(Collected data entries)
________________________________________

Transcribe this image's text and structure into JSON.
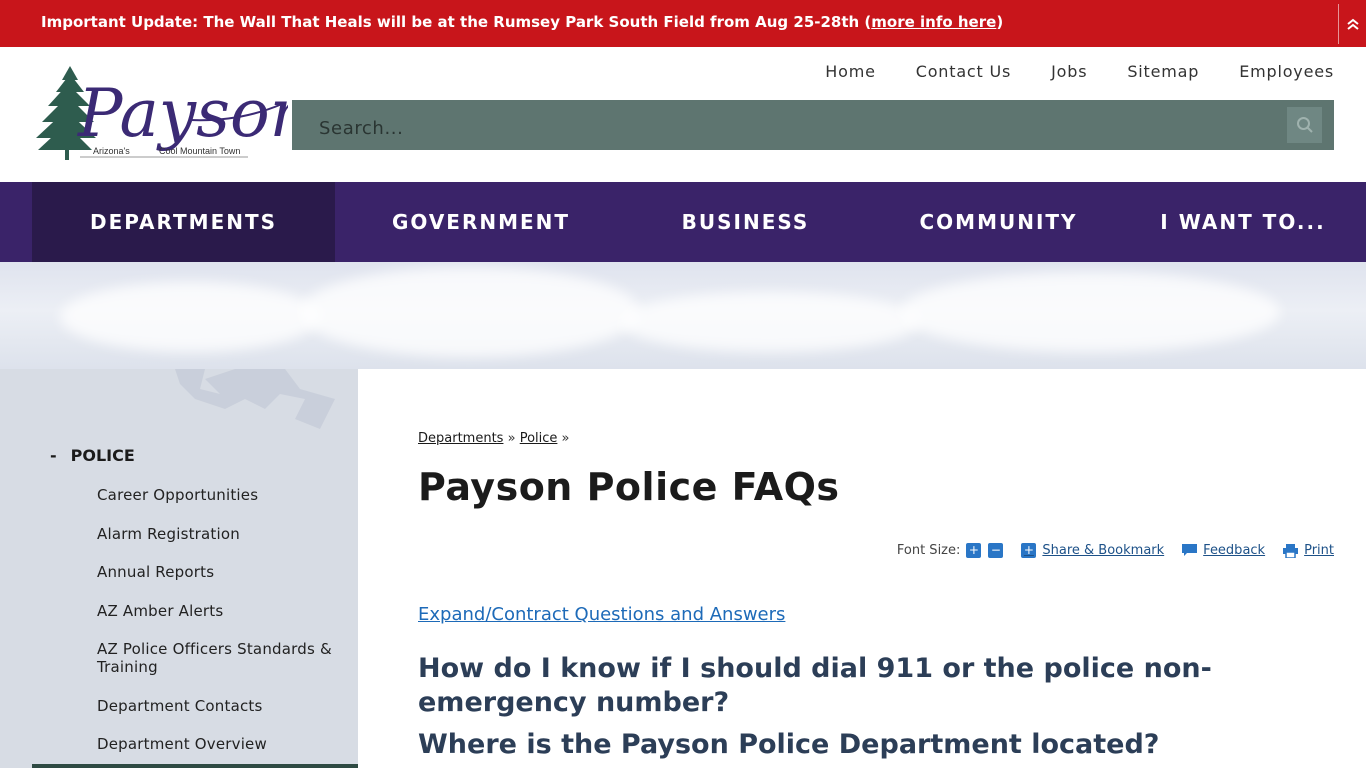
{
  "alert": {
    "text": "Important Update: The Wall That Heals will be at the Rumsey Park South Field from Aug 25-28th (",
    "link": "more info here",
    "close_paren": ")",
    "collapse_icon": "double-chevron-up-icon"
  },
  "logo": {
    "name": "Payson",
    "tagline_left": "Arizona's",
    "tagline_right": "Cool Mountain Town"
  },
  "utility_nav": [
    "Home",
    "Contact Us",
    "Jobs",
    "Sitemap",
    "Employees"
  ],
  "search": {
    "placeholder": "Search...",
    "icon": "search-icon"
  },
  "main_nav": [
    "DEPARTMENTS",
    "GOVERNMENT",
    "BUSINESS",
    "COMMUNITY",
    "I WANT TO..."
  ],
  "sidebar": {
    "toggle": "-",
    "heading": "POLICE",
    "items": [
      "Career Opportunities",
      "Alarm Registration",
      "Annual Reports",
      "AZ Amber Alerts",
      "AZ Police Officers Standards & Training",
      "Department Contacts",
      "Department Overview"
    ]
  },
  "breadcrumb": [
    "Departments",
    "Police"
  ],
  "breadcrumb_sep": "»",
  "page": {
    "title": "Payson Police FAQs",
    "font_size_label": "Font Size:",
    "font_increase": "+",
    "font_decrease": "−",
    "share_label": "Share & Bookmark",
    "feedback_label": "Feedback",
    "print_label": "Print",
    "expand_label": "Expand/Contract Questions and Answers",
    "questions": [
      "How do I know if I should dial 911 or the police non-emergency number?",
      "Where is the Payson Police Department located?"
    ]
  },
  "colors": {
    "alert": "#c8151b",
    "nav": "#3a2369",
    "nav_active": "#2a1a4b",
    "search": "#5e7570",
    "link": "#1d6ab8",
    "question": "#2c3e57"
  }
}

________________________________________

> **Objective**: Where a line above includes "text", copy that line.

> **Correct response**:
Transcribe this image's text and structure into JSON.
    "text": "Important Update: The Wall That Heals will be at the Rumsey Park South Field from Aug 25-28th (",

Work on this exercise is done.